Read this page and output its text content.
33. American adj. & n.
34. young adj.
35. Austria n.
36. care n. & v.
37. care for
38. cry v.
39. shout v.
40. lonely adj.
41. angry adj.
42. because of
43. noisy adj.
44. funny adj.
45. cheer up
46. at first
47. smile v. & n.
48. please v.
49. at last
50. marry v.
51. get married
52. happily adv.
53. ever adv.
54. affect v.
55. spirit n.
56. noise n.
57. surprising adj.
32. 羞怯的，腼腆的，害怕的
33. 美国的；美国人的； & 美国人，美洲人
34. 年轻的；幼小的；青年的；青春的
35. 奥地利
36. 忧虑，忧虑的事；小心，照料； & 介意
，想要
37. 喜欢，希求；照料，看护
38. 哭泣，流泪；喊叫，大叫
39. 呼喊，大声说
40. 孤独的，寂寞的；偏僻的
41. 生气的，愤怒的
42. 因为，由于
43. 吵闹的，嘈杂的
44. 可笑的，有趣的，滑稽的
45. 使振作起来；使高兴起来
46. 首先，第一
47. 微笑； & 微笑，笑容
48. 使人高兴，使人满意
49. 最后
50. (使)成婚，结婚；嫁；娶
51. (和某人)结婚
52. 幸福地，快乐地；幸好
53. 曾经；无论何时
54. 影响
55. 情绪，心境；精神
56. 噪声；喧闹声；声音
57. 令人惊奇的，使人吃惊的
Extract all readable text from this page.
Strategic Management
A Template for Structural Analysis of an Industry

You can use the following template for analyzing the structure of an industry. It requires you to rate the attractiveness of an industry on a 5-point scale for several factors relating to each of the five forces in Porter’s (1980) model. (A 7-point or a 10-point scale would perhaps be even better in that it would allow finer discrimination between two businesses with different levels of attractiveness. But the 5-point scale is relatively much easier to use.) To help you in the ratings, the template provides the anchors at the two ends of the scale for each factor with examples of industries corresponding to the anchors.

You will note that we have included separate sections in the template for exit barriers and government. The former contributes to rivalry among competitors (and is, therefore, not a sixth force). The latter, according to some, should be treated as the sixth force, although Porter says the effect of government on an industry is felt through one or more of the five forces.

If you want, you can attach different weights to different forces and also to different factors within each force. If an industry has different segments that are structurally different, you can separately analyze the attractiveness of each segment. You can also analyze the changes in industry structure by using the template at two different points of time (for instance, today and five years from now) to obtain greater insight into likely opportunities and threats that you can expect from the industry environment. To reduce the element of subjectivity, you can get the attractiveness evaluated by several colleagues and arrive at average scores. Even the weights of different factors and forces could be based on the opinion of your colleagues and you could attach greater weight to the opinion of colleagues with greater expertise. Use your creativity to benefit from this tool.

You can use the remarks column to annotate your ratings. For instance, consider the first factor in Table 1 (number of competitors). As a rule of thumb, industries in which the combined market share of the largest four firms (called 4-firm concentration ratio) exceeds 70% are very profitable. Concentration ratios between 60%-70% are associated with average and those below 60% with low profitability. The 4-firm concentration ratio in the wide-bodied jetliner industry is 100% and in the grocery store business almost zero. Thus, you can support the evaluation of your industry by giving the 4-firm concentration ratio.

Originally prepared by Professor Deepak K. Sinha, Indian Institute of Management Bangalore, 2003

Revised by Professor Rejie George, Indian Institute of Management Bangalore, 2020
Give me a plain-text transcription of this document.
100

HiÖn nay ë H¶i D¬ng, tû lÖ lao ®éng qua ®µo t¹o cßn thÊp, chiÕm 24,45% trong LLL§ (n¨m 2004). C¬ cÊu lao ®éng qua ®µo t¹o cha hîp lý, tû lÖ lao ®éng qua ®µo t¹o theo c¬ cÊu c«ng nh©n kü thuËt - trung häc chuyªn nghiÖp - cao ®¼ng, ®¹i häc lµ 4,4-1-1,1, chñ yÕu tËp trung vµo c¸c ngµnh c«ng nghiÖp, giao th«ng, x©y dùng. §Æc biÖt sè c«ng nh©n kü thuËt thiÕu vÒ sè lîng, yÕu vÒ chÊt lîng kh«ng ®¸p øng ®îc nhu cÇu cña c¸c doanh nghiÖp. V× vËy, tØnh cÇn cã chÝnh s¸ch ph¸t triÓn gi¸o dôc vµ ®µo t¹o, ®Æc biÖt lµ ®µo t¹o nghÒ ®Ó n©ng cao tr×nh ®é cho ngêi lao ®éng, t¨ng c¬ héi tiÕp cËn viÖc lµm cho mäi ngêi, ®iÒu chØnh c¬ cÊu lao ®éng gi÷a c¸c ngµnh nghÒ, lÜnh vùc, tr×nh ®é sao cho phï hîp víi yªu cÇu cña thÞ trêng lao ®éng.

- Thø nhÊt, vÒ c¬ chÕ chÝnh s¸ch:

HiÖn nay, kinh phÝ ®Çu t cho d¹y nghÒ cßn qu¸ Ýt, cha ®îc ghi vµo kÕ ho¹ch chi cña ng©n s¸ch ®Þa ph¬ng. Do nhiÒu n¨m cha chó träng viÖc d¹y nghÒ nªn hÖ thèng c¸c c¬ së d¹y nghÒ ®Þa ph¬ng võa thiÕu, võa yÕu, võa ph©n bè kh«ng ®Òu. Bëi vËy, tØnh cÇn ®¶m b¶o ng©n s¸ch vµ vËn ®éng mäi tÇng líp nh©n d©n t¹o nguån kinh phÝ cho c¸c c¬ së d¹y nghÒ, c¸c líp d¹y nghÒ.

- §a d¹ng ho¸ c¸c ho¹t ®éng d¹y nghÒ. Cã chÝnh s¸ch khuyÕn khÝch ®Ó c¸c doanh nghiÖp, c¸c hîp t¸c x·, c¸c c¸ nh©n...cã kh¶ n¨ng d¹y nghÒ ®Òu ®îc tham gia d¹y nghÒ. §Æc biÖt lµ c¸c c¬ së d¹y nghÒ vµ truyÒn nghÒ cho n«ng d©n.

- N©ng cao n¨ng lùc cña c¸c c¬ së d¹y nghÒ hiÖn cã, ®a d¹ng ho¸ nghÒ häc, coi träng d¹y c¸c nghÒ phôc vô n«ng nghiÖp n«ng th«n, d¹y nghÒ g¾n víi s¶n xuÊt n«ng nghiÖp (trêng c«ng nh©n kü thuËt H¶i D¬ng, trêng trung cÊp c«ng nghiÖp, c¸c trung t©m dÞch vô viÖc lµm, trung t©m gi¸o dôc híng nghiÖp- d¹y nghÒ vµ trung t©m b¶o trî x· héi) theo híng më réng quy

* * * * *

◆ **Written request**:
Repeat every record exactly as written, please.

◆ **Result of this exercise**:
Read this page and output its text content.
33. American adj. & n.
34. young adj.
35. Austria n.
36. care n. & v.
37. care for
38. cry v.
39. shout v.
40. lonely adj.
41. angry adj.
42. because of
43. noisy adj.
44. funny adj.
45. cheer up
46. at first
47. smile v. & n.
48. please v.
49. at last
50. marry v.
51. get married
52. happily adv.
53. ever adv.
54. affect v.
55. spirit n.
56. noise n.
57. surprising adj.
32. 羞怯的，腼腆的，害怕的
33. 美国的；美国人的； & 美国人，美洲人
34. 年轻的；幼小的；青年的；青春的
35. 奥地利
36. 忧虑，忧虑的事；小心，照料； & 介意
，想要
37. 喜欢，希求；照料，看护
38. 哭泣，流泪；喊叫，大叫
39. 呼喊，大声说
40. 孤独的，寂寞的；偏僻的
41. 生气的，愤怒的
42. 因为，由于
43. 吵闹的，嘈杂的
44. 可笑的，有趣的，滑稽的
45. 使振作起来；使高兴起来
46. 首先，第一
47. 微笑； & 微笑，笑容
48. 使人高兴，使人满意
49. 最后
50. (使)成婚，结婚；嫁；娶
51. (和某人)结婚
52. 幸福地，快乐地；幸好
53. 曾经；无论何时
54. 影响
55. 情绪，心境；精神
56. 噪声；喧闹声；声音
57. 令人惊奇的，使人吃惊的
Extract all readable text from this page.
Strategic Management
A Template for Structural Analysis of an Industry

You can use the following template for analyzing the structure of an industry. It requires you to rate the attractiveness of an industry on a 5-point scale for several factors relating to each of the five forces in Porter’s (1980) model. (A 7-point or a 10-point scale would perhaps be even better in that it would allow finer discrimination between two businesses with different levels of attractiveness. But the 5-point scale is relatively much easier to use.) To help you in the ratings, the template provides the anchors at the two ends of the scale for each factor with examples of industries corresponding to the anchors.

You will note that we have included separate sections in the template for exit barriers and government. The former contributes to rivalry among competitors (and is, therefore, not a sixth force). The latter, according to some, should be treated as the sixth force, although Porter says the effect of government on an industry is felt through one or more of the five forces.

If you want, you can attach different weights to different forces and also to different factors within each force. If an industry has different segments that are structurally different, you can separately analyze the attractiveness of each segment. You can also analyze the changes in industry structure by using the template at two different points of time (for instance, today and five years from now) to obtain greater insight into likely opportunities and threats that you can expect from the industry environment. To reduce the element of subjectivity, you can get the attractiveness evaluated by several colleagues and arrive at average scores. Even the weights of different factors and forces could be based on the opinion of your colleagues and you could attach greater weight to the opinion of colleagues with greater expertise. Use your creativity to benefit from this tool.

You can use the remarks column to annotate your ratings. For instance, consider the first factor in Table 1 (number of competitors). As a rule of thumb, industries in which the combined market share of the largest four firms (called 4-firm concentration ratio) exceeds 70% are very profitable. Concentration ratios between 60%-70% are associated with average and those below 60% with low profitability. The 4-firm concentration ratio in the wide-bodied jetliner industry is 100% and in the grocery store business almost zero. Thus, you can support the evaluation of your industry by giving the 4-firm concentration ratio.

Originally prepared by Professor Deepak K. Sinha, Indian Institute of Management Bangalore, 2003

Revised by Professor Rejie George, Indian Institute of Management Bangalore, 2020
Give me a plain-text transcription of this document.
100

HiÖn nay ë H¶i D¬ng, tû lÖ lao ®éng qua ®µo t¹o cßn thÊp, chiÕm 24,45% trong LLL§ (n¨m 2004). C¬ cÊu lao ®éng qua ®µo t¹o cha hîp lý, tû lÖ lao ®éng qua ®µo t¹o theo c¬ cÊu c«ng nh©n kü thuËt - trung häc chuyªn nghiÖp - cao ®¼ng, ®¹i häc lµ 4,4-1-1,1, chñ yÕu tËp trung vµo c¸c ngµnh c«ng nghiÖp, giao th«ng, x©y dùng. §Æc biÖt sè c«ng nh©n kü thuËt thiÕu vÒ sè lîng, yÕu vÒ chÊt lîng kh«ng ®¸p øng ®îc nhu cÇu cña c¸c doanh nghiÖp. V× vËy, tØnh cÇn cã chÝnh s¸ch ph¸t triÓn gi¸o dôc vµ ®µo t¹o, ®Æc biÖt lµ ®µo t¹o nghÒ ®Ó n©ng cao tr×nh ®é cho ngêi lao ®éng, t¨ng c¬ héi tiÕp cËn viÖc lµm cho mäi ngêi, ®iÒu chØnh c¬ cÊu lao ®éng gi÷a c¸c ngµnh nghÒ, lÜnh vùc, tr×nh ®é sao cho phï hîp víi yªu cÇu cña thÞ trêng lao ®éng.

- Thø nhÊt, vÒ c¬ chÕ chÝnh s¸ch:

HiÖn nay, kinh phÝ ®Çu t cho d¹y nghÒ cßn qu¸ Ýt, cha ®îc ghi vµo kÕ ho¹ch chi cña ng©n s¸ch ®Þa ph¬ng. Do nhiÒu n¨m cha chó träng viÖc d¹y nghÒ nªn hÖ thèng c¸c c¬ së d¹y nghÒ ®Þa ph¬ng võa thiÕu, võa yÕu, võa ph©n bè kh«ng ®Òu. Bëi vËy, tØnh cÇn ®¶m b¶o ng©n s¸ch vµ vËn ®éng mäi tÇng líp nh©n d©n t¹o nguån kinh phÝ cho c¸c c¬ së d¹y nghÒ, c¸c líp d¹y nghÒ.

- §a d¹ng ho¸ c¸c ho¹t ®éng d¹y nghÒ. Cã chÝnh s¸ch khuyÕn khÝch ®Ó c¸c doanh nghiÖp, c¸c hîp t¸c x·, c¸c c¸ nh©n...cã kh¶ n¨ng d¹y nghÒ ®Òu ®îc tham gia d¹y nghÒ. §Æc biÖt lµ c¸c c¬ së d¹y nghÒ vµ truyÒn nghÒ cho n«ng d©n.

- N©ng cao n¨ng lùc cña c¸c c¬ së d¹y nghÒ hiÖn cã, ®a d¹ng ho¸ nghÒ häc, coi träng d¹y c¸c nghÒ phôc vô n«ng nghiÖp n«ng th«n, d¹y nghÒ g¾n víi s¶n xuÊt n«ng nghiÖp (trêng c«ng nh©n kü thuËt H¶i D¬ng, trêng trung cÊp c«ng nghiÖp, c¸c trung t©m dÞch vô viÖc lµm, trung t©m gi¸o dôc híng nghiÖp- d¹y nghÒ vµ trung t©m b¶o trî x· héi) theo híng më réng quy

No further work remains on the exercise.